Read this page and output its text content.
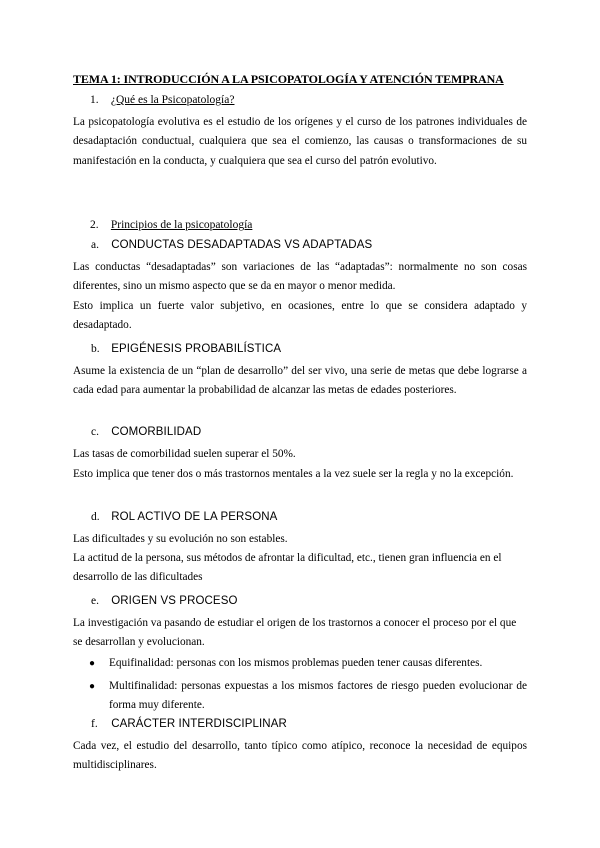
TEMA 1: INTRODUCCIÓN A LA PSICOPATOLOGÍA Y ATENCIÓN TEMPRANA
1. ¿Qué es la Psicopatología?
La psicopatología evolutiva es el estudio de los orígenes y el curso de los patrones individuales de desadaptación conductual, cualquiera que sea el comienzo, las causas o transformaciones de su manifestación en la conducta, y cualquiera que sea el curso del patrón evolutivo.
2. Principios de la psicopatología
a. CONDUCTAS DESADAPTADAS VS ADAPTADAS
Las conductas “desadaptadas” son variaciones de las “adaptadas”: normalmente no son cosas diferentes, sino un mismo aspecto que se da en mayor o menor medida.
Esto implica un fuerte valor subjetivo, en ocasiones, entre lo que se considera adaptado y desadaptado.
b. EPIGÉNESIS PROBABILÍSTICA
Asume la existencia de un “plan de desarrollo” del ser vivo, una serie de metas que debe lograrse a cada edad para aumentar la probabilidad de alcanzar las metas de edades posteriores.
c. COMORBILIDAD
Las tasas de comorbilidad suelen superar el 50%.
Esto implica que tener dos o más trastornos mentales a la vez suele ser la regla y no la excepción.
d. ROL ACTIVO DE LA PERSONA
Las dificultades y su evolución no son estables.
La actitud de la persona, sus métodos de afrontar la dificultad, etc., tienen gran influencia en el desarrollo de las dificultades
e. ORIGEN VS PROCESO
La investigación va pasando de estudiar el origen de los trastornos a conocer el proceso por el que se desarrollan y evolucionan.
●	Equifinalidad: personas con los mismos problemas pueden tener causas diferentes.
●	Multifinalidad: personas expuestas a los mismos factores de riesgo pueden evolucionar de forma muy diferente.
f. CARÁCTER INTERDISCIPLINAR
Cada vez, el estudio del desarrollo, tanto típico como atípico, reconoce la necesidad de equipos multidisciplinares.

- _WORK INSTRUCTION_:
Whenever a line above has the word "tener" in it, copy that line.

- _RESPONSE TO THIS EXERCISE_:
Esto implica que tener dos o más trastornos mentales a la vez suele ser la regla y no la excepción.
●	Equifinalidad: personas con los mismos problemas pueden tener causas diferentes.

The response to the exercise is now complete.